→ **TASK**: Pull out every line containing the string "document".

→ **THE INPUT**:
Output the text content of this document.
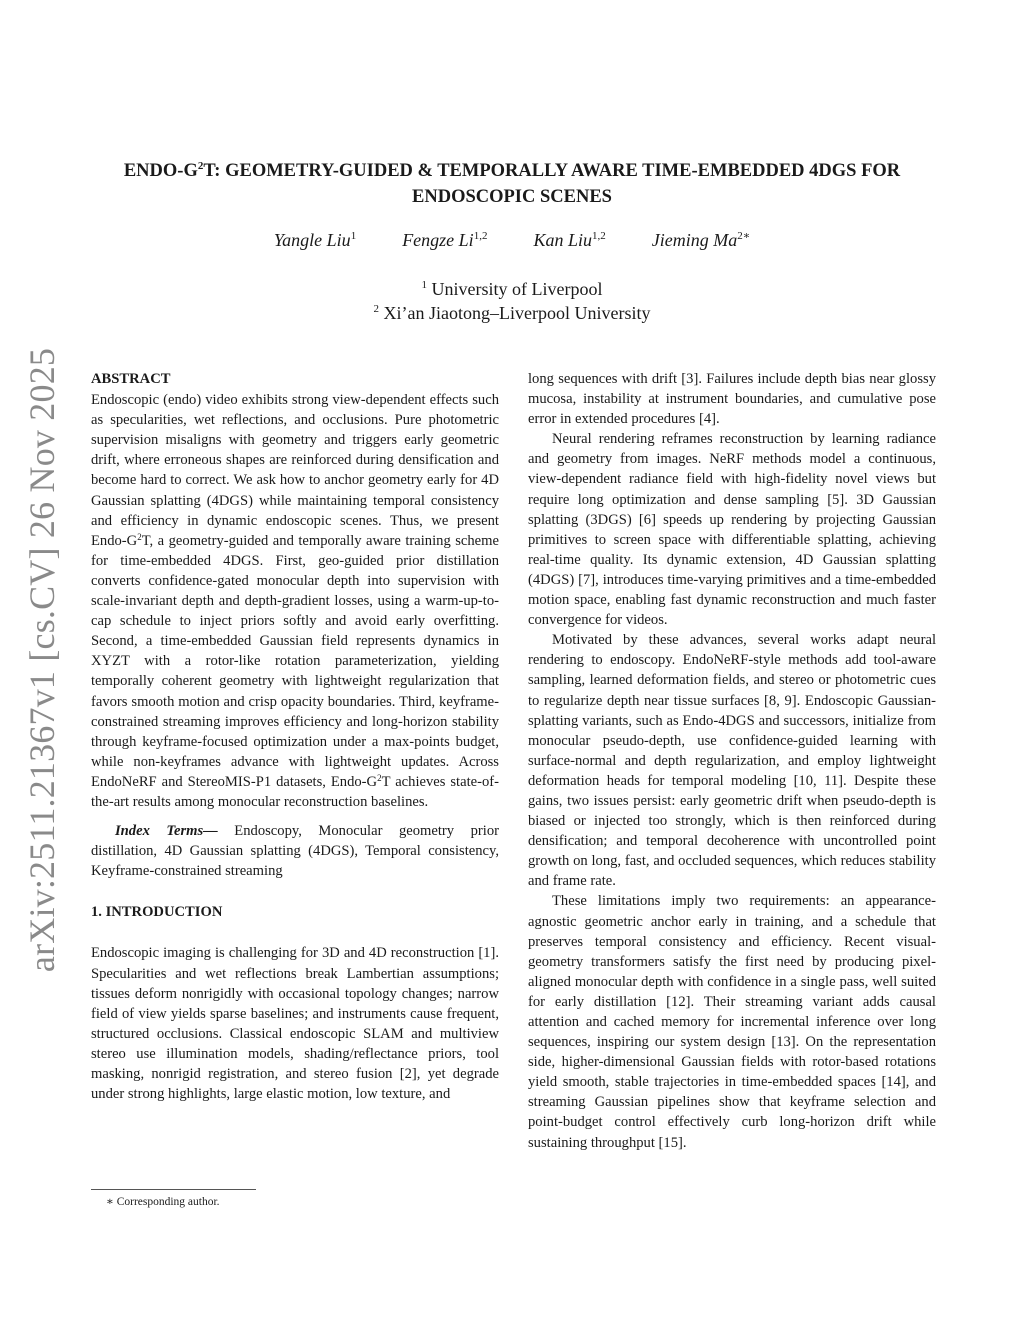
arXiv:2511.21367v1 [cs.CV] 26 Nov 2025
ENDO-$G^2T$: GEOMETRY-GUIDED & TEMPORALLY AWARE TIME-EMBEDDED 4DGS FOR
ENDOSCOPIC SCENES
Yangle Liu$^1$	Fengze Li$^{1,2}$	Kan Liu$^{1,2}$	Jieming $Ma^{2∗}$
$^1$ University of Liverpool
$^2$ Xi’an Jiaotong–Liverpool University

ABSTRACT

Endoscopic (endo) video exhibits strong view-dependent effects such as specularities, wet reflections, and occlusions. Pure photometric supervision misaligns with geometry and triggers early geometric drift, where erroneous shapes are reinforced during densification and become hard to correct. We ask how to anchor geometry early for 4D Gaussian splatting (4DGS) while maintaining temporal consistency and efficiency in dynamic endoscopic scenes. Thus, we present Endo-$G^2T$, a geometry-guided and temporally aware training scheme for time-embedded 4DGS. First, geo-guided prior distillation converts confidence-gated monocular depth into supervision with scale-invariant depth and depth-gradient losses, using a warm-up-to-cap schedule to inject priors softly and avoid early overfitting. Second, a time-embedded Gaussian field represents dynamics in XYZT with a rotor-like rotation parameterization, yielding temporally coherent geometry with lightweight regularization that favors smooth motion and crisp opacity boundaries. Third, keyframe-constrained streaming improves efficiency and long-horizon stability through keyframe-focused optimization under a max-points budget, while non-keyframes advance with lightweight updates. Across EndoNeRF and StereoMIS-P1 datasets, Endo-$G^2T$ achieves state-of-the-art results among monocular reconstruction baselines.

Index Terms— Endoscopy, Monocular geometry prior distillation, 4D Gaussian splatting (4DGS), Temporal consistency, Keyframe-constrained streaming

1. INTRODUCTION

Endoscopic imaging is challenging for 3D and 4D reconstruction [1]. Specularities and wet reflections break Lambertian assumptions; tissues deform nonrigidly with occasional topology changes; narrow field of view yields sparse baselines; and instruments cause frequent, structured occlusions. Classical endoscopic SLAM and multiview stereo use illumination models, shading/reflectance priors, tool masking, nonrigid registration, and stereo fusion [2], yet degrade under strong highlights, large elastic motion, low texture, and

long sequences with drift [3]. Failures include depth bias near glossy mucosa, instability at instrument boundaries, and cumulative pose error in extended procedures [4].

Neural rendering reframes reconstruction by learning radiance and geometry from images. NeRF methods model a continuous, view-dependent radiance field with high-fidelity novel views but require long optimization and dense sampling [5]. 3D Gaussian splatting (3DGS) [6] speeds up rendering by projecting Gaussian primitives to screen space with differentiable splatting, achieving real-time quality. Its dynamic extension, 4D Gaussian splatting (4DGS) [7], introduces time-varying primitives and a time-embedded motion space, enabling fast dynamic reconstruction and much faster convergence for videos.

Motivated by these advances, several works adapt neural rendering to endoscopy. EndoNeRF-style methods add tool-aware sampling, learned deformation fields, and stereo or photometric cues to regularize depth near tissue surfaces [8, 9]. Endoscopic Gaussian-splatting variants, such as Endo-4DGS and successors, initialize from monocular pseudo-depth, use confidence-guided learning with surface-normal and depth regularization, and employ lightweight deformation heads for temporal modeling [10, 11]. Despite these gains, two issues persist: early geometric drift when pseudo-depth is biased or injected too strongly, which is then reinforced during densification; and temporal decoherence with uncontrolled point growth on long, fast, and occluded sequences, which reduces stability and frame rate.

These limitations imply two requirements: an appearance-agnostic geometric anchor early in training, and a schedule that preserves temporal consistency and efficiency. Recent visual-geometry transformers satisfy the first need by producing pixel-aligned monocular depth with confidence in a single pass, well suited for early distillation [12]. Their streaming variant adds causal attention and cached memory for incremental inference over long sequences, inspiring our system design [13]. On the representation side, higher-dimensional Gaussian fields with rotor-based rotations yield smooth, stable trajectories in time-embedded spaces [14], and streaming Gaussian pipelines show that keyframe selection and point-budget control effectively curb long-horizon drift while sustaining throughput [15].

∗ Corresponding author.
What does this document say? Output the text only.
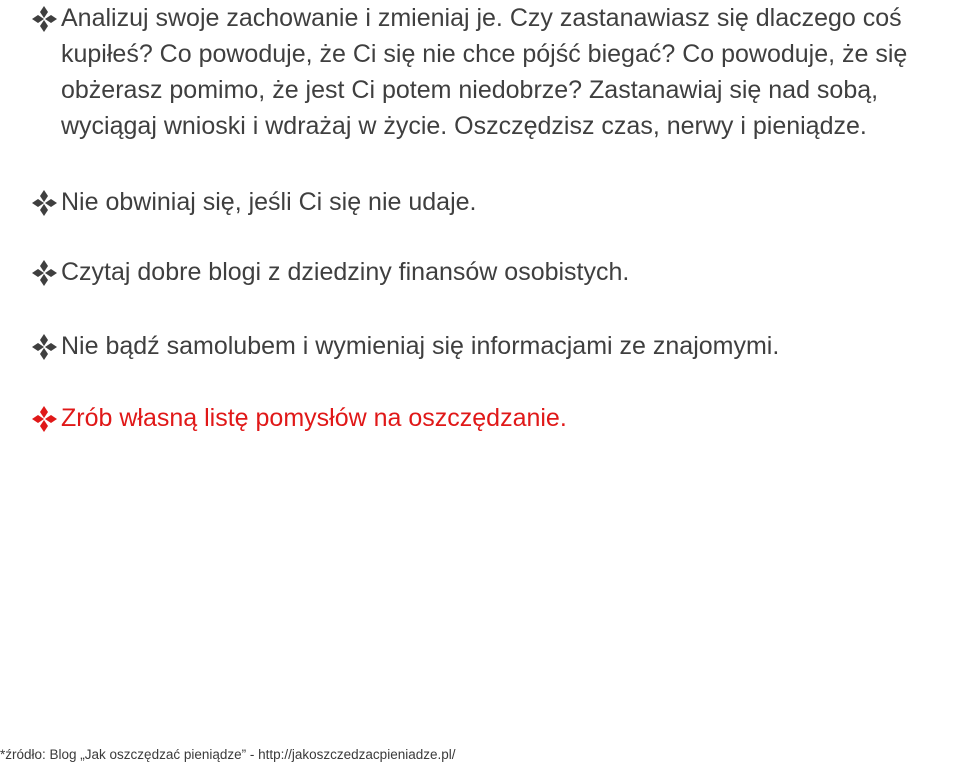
Analizuj swoje zachowanie i zmieniaj je. Czy zastanawiasz się dlaczego coś kupiłeś? Co powoduje, że Ci się nie chce pójść biegać? Co powoduje, że się obżerasz pomimo, że jest Ci potem niedobrze? Zastanawiaj się nad sobą, wyciągaj wnioski i wdrażaj w życie. Oszczędzisz czas, nerwy i pieniądze.
Nie obwiniaj się, jeśli Ci się nie udaje.
Czytaj dobre blogi z dziedziny finansów osobistych.
Nie bądź samolubem i wymieniaj się informacjami ze znajomymi.
Zrób własną listę pomysłów na oszczędzanie.
*źródło: Blog „Jak oszczędzać pieniądze” - http://jakoszczedzacpieniadze.pl/
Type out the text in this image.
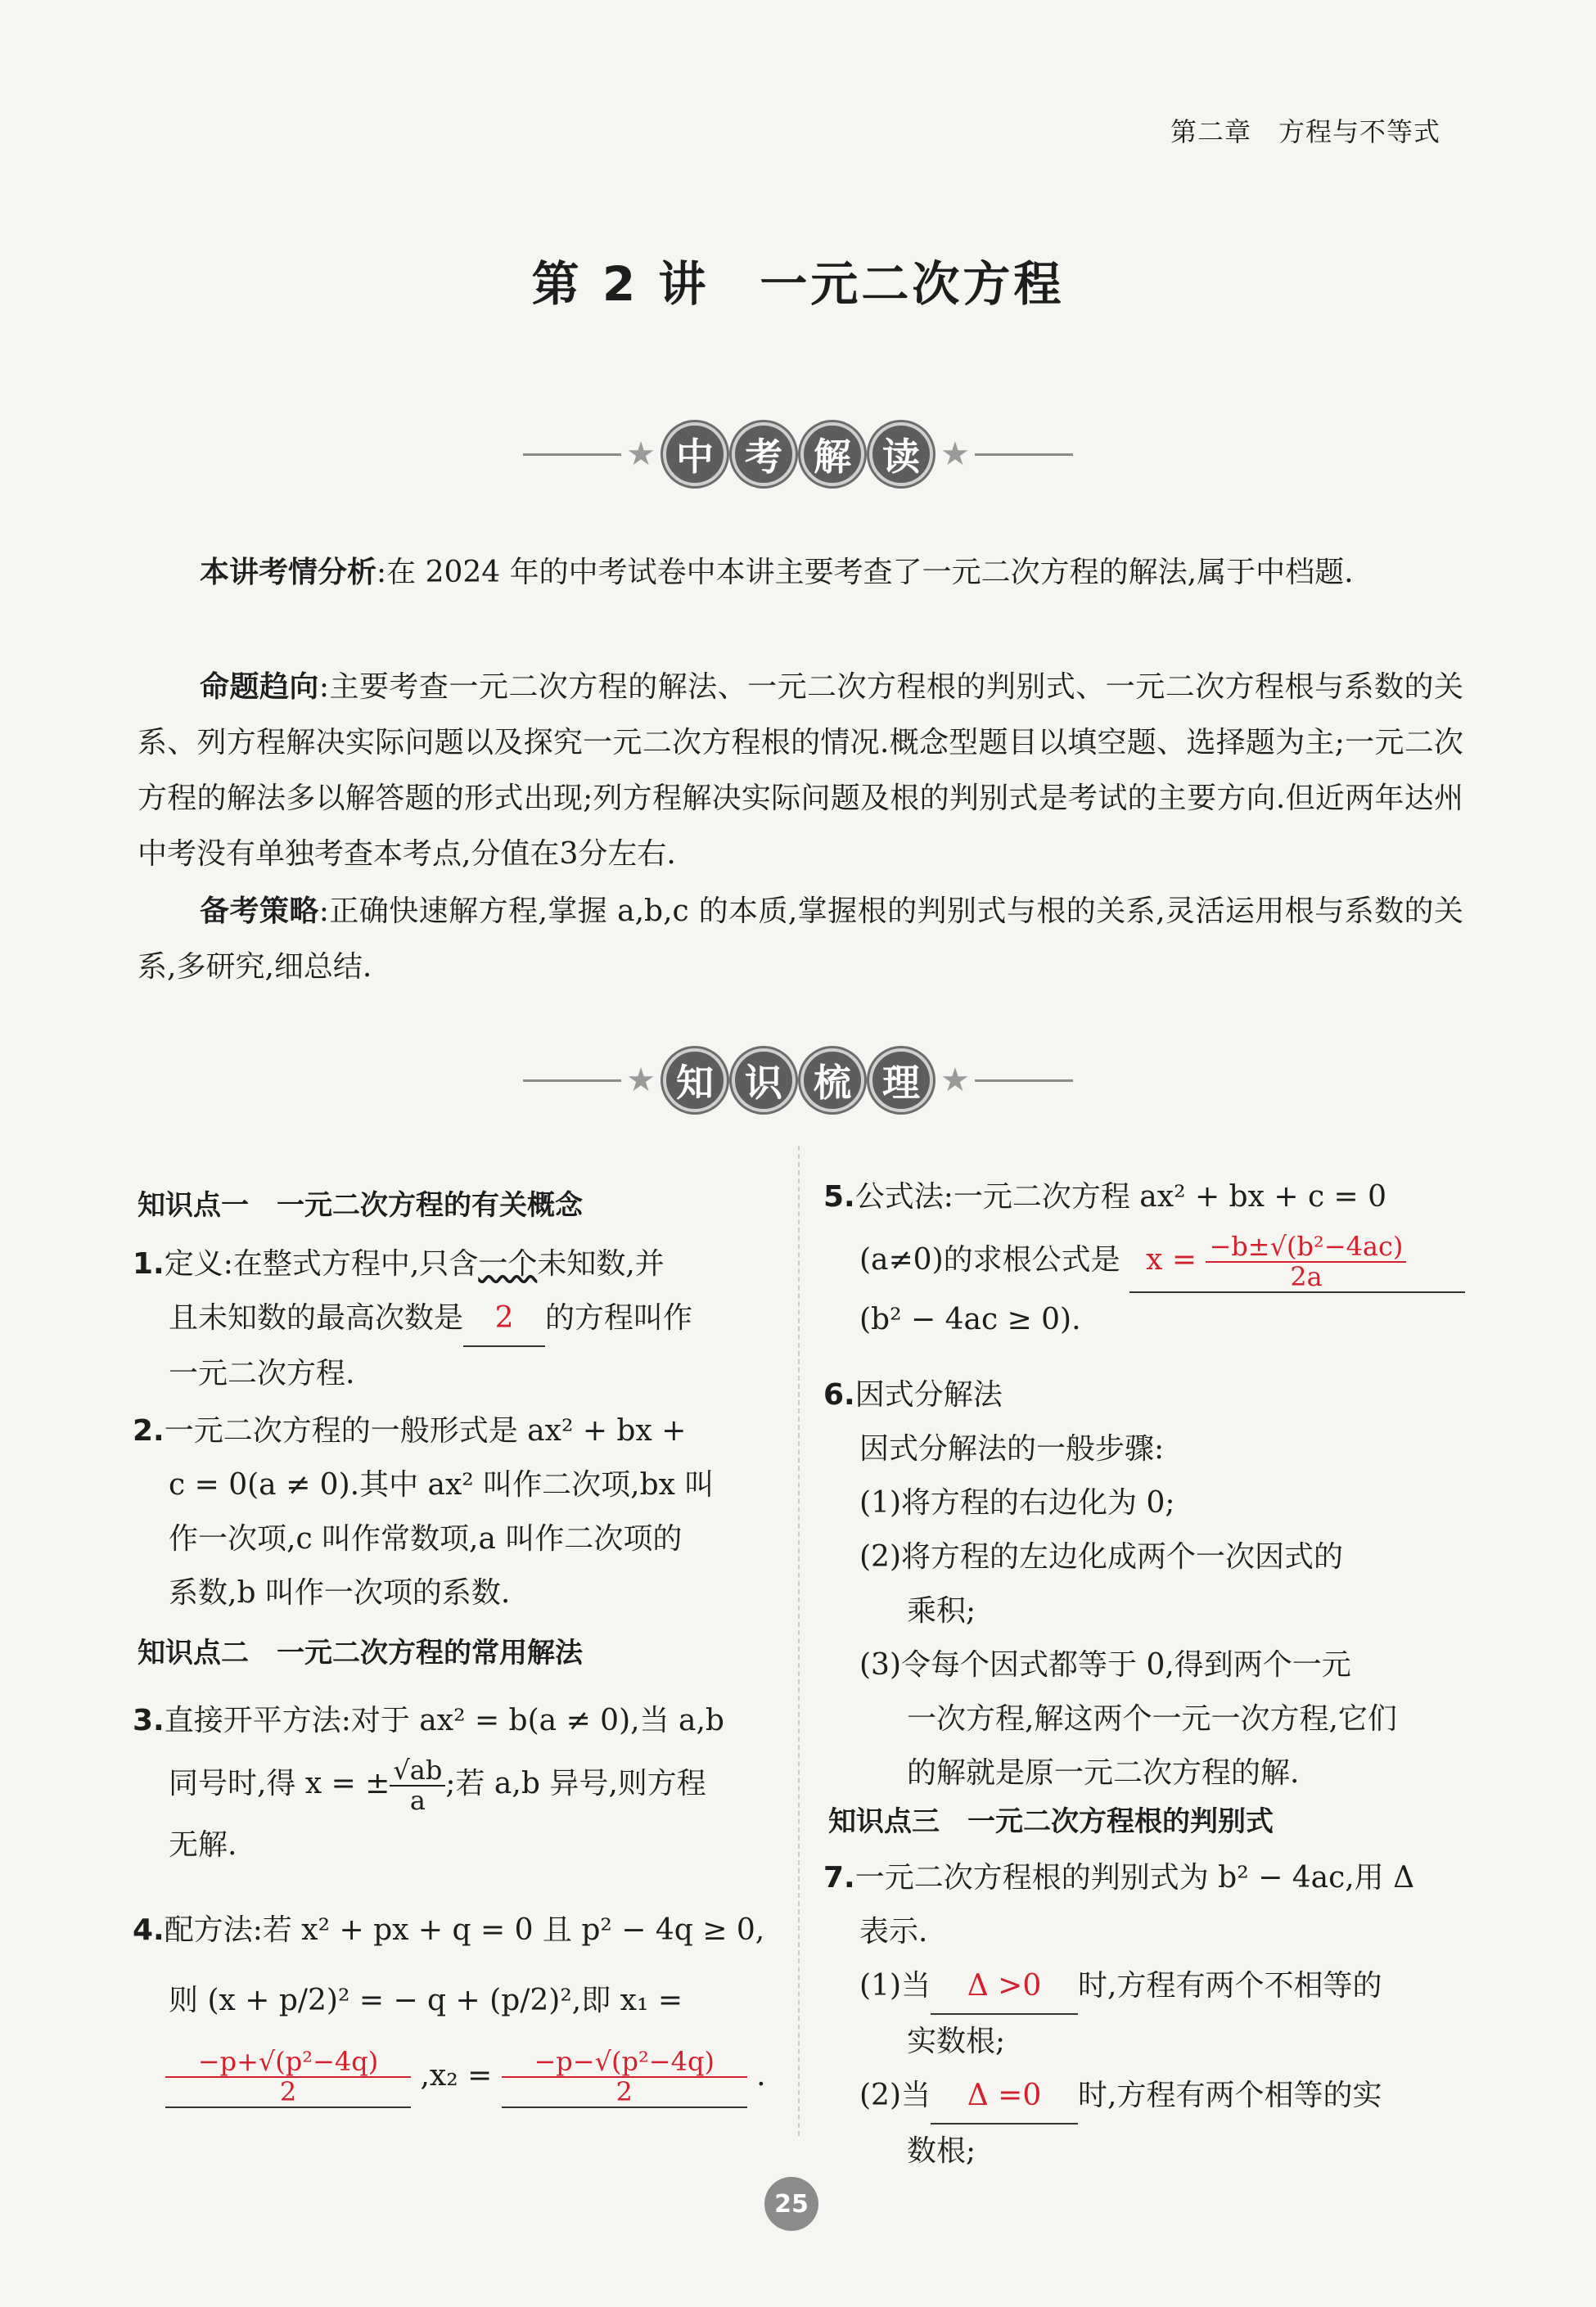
第二章　方程与不等式
第 2 讲　一元二次方程
★ 中 考 解 读 ★
本讲考情分析:在 2024 年的中考试卷中本讲主要考查了一元二次方程的解法,属于中档题.
命题趋向:主要考查一元二次方程的解法、一元二次方程根的判别式、一元二次方程根与系数的关系、列方程解决实际问题以及探究一元二次方程根的情况.概念型题目以填空题、选择题为主;一元二次方程的解法多以解答题的形式出现;列方程解决实际问题及根的判别式是考试的主要方向.但近两年达州中考没有单独考查本考点,分值在3分左右.
备考策略:正确快速解方程,掌握 a,b,c 的本质,掌握根的判别式与根的关系,灵活运用根与系数的关系,多研究,细总结.
★ 知 识 梳 理 ★
知识点一　一元二次方程的有关概念
1.定义:在整式方程中,只含一个未知数,并
且未知数的最高次数是 2 的方程叫作
一元二次方程.
2.一元二次方程的一般形式是 ax² + bx +
c = 0(a ≠ 0).其中 ax² 叫作二次项,bx 叫
作一次项,c 叫作常数项,a 叫作二次项的
系数,b 叫作一次项的系数.
知识点二　一元二次方程的常用解法
3.直接开平方法:对于 ax² = b(a ≠ 0),当 a,b
同号时,得 x = ± $\frac{√ab}{a}$ ;若 a,b 异号,则方程
无解.
4.配方法:若 x² + px + q = 0 且 p² − 4q ≥ 0,
则 (x + p/2)² = − q + (p/2)²,即 x₁ =
$\frac{\text{−p+√(p²−4q)}}{2} ,x_2 = \frac{\text{−p−√(p²−4q)}}{2}$ .
5.公式法:一元二次方程 ax² + bx + c = 0
(a≠0)的求根公式是 $x = \frac{\text{−b±√(b²−4ac)}}{2a}$
(b² − 4ac ≥ 0).
6.因式分解法
因式分解法的一般步骤:
(1)将方程的右边化为 0;
(2)将方程的左边化成两个一次因式的
乘积;
(3)令每个因式都等于 0,得到两个一元
一次方程,解这两个一元一次方程,它们
的解就是原一元二次方程的解.
知识点三　一元二次方程根的判别式
7.一元二次方程根的判别式为 b² − 4ac,用 Δ
表示.
(1)当 Δ >0 时,方程有两个不相等的
实数根;
(2)当 Δ =0 时,方程有两个相等的实
数根;
25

→ **CORRECT OUTPUT**:
Output the text content of this document.
What does this document say? Output the text only.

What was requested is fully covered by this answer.